TASK PROMPT
State only how many lines below include the string "object".

SUPPLIED DATA
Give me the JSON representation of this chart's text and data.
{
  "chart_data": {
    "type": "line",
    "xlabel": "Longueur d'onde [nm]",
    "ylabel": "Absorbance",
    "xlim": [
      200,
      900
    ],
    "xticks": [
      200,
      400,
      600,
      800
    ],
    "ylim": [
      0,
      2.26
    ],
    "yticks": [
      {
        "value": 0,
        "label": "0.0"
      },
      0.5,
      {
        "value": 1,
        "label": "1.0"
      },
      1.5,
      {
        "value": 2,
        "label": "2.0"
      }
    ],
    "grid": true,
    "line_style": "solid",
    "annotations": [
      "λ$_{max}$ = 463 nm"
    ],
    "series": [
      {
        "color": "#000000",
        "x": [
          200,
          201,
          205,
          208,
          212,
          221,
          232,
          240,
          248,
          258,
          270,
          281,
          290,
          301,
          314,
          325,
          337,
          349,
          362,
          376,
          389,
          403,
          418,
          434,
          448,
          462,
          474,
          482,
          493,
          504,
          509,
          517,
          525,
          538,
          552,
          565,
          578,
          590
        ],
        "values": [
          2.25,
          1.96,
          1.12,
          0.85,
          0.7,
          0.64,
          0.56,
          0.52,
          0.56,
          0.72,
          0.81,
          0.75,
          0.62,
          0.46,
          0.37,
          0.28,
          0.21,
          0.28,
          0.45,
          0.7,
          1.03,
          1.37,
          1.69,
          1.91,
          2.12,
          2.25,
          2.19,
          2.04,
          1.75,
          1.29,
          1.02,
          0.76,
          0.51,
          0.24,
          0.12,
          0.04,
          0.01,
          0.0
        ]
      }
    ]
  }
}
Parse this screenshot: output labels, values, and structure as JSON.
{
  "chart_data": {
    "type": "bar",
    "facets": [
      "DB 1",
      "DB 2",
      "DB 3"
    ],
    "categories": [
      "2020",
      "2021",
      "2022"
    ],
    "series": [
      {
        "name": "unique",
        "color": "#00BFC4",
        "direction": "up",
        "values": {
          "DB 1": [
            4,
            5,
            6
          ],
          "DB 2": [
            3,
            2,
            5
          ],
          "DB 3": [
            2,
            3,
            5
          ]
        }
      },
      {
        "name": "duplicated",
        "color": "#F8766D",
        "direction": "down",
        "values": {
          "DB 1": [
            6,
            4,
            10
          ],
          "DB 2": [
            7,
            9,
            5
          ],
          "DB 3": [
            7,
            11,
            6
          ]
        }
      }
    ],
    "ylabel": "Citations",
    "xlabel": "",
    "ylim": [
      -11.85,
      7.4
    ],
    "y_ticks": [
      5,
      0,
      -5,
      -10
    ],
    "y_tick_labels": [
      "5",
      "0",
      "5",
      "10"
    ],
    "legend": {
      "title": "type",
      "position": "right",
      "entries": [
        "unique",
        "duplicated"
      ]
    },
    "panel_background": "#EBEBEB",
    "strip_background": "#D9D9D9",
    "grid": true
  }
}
...
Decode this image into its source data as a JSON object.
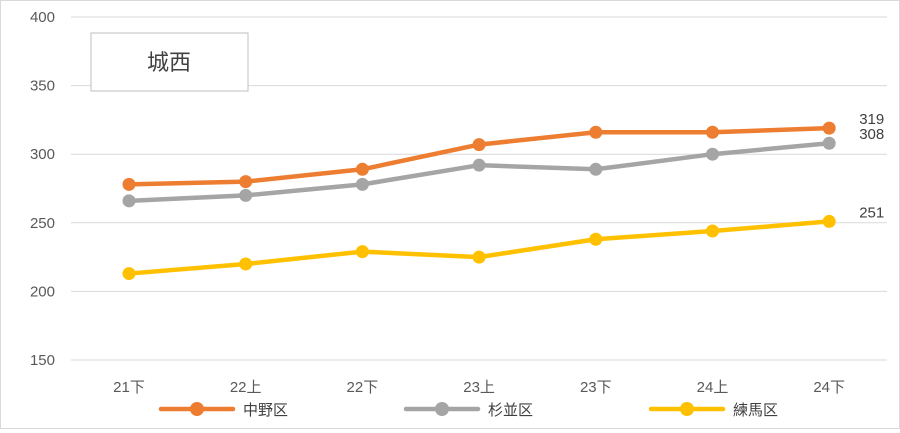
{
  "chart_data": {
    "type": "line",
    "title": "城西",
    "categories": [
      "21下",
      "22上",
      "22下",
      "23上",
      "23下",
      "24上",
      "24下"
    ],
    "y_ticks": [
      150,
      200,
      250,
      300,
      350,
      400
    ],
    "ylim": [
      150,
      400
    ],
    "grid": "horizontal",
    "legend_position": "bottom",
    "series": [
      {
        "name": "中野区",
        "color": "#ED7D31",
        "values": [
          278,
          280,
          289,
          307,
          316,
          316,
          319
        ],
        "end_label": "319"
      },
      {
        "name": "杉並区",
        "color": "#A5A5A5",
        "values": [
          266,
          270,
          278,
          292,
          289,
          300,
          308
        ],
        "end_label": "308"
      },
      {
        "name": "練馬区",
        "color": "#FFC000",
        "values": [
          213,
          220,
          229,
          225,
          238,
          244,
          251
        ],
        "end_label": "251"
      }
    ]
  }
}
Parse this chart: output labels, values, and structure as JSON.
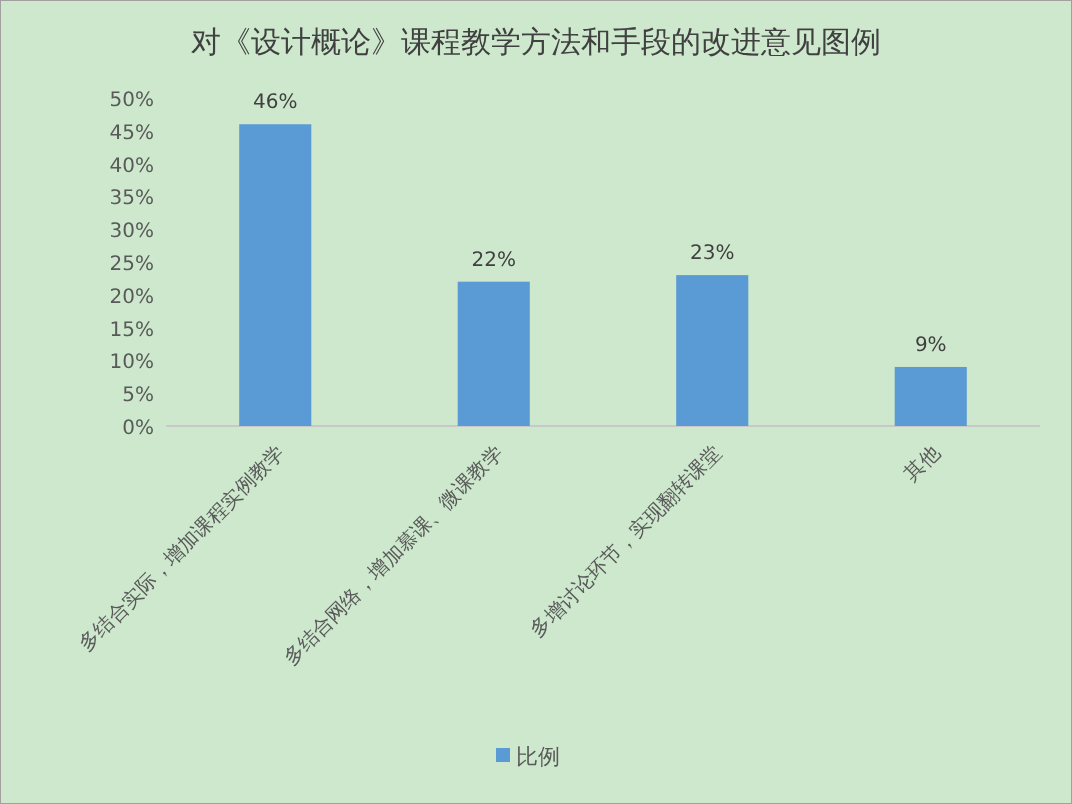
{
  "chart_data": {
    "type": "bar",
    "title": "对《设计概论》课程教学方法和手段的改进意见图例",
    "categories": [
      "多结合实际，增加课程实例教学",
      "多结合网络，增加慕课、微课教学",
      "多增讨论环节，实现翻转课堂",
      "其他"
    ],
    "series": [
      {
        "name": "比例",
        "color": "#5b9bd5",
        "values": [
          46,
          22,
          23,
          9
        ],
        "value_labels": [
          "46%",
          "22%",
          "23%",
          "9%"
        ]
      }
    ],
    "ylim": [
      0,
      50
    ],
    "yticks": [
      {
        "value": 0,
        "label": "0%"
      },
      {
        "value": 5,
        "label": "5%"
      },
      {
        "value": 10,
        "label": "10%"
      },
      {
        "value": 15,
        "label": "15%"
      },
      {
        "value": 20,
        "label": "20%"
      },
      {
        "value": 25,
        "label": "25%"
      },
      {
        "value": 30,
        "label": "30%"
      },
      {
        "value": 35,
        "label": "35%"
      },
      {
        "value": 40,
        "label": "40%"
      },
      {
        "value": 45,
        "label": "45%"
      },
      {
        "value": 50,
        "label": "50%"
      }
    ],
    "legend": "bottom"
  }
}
==
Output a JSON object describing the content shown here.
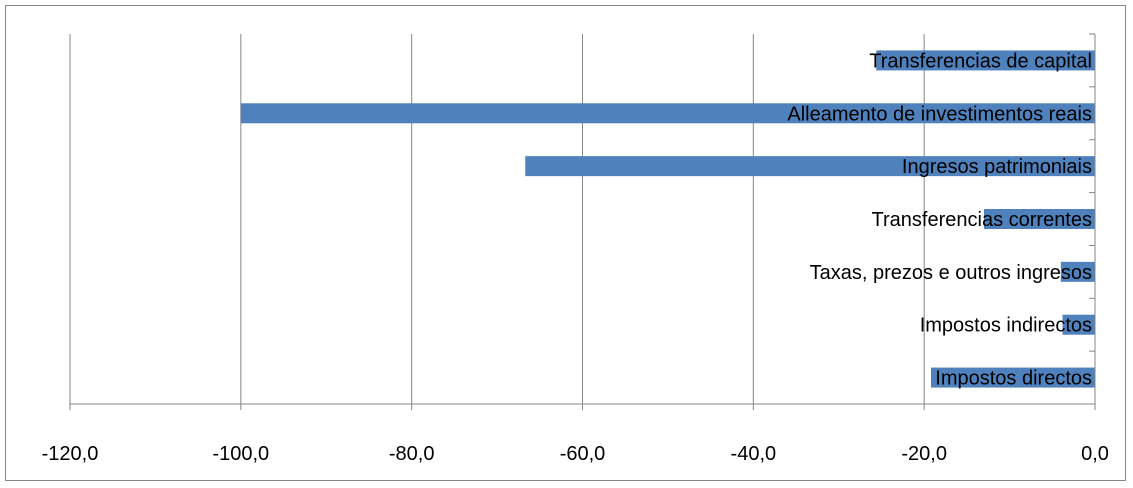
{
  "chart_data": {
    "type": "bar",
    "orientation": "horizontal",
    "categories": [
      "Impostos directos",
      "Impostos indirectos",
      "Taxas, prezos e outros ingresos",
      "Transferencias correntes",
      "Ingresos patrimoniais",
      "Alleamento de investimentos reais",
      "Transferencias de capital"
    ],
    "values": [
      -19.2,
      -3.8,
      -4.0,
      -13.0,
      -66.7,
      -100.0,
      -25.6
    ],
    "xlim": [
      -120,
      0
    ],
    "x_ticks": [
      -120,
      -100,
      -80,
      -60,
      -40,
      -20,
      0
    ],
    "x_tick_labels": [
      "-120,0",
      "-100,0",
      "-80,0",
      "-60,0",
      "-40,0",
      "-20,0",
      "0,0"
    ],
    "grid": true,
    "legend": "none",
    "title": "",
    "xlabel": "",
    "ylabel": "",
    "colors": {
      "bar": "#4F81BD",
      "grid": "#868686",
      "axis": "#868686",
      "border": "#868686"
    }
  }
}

SOLUTION
2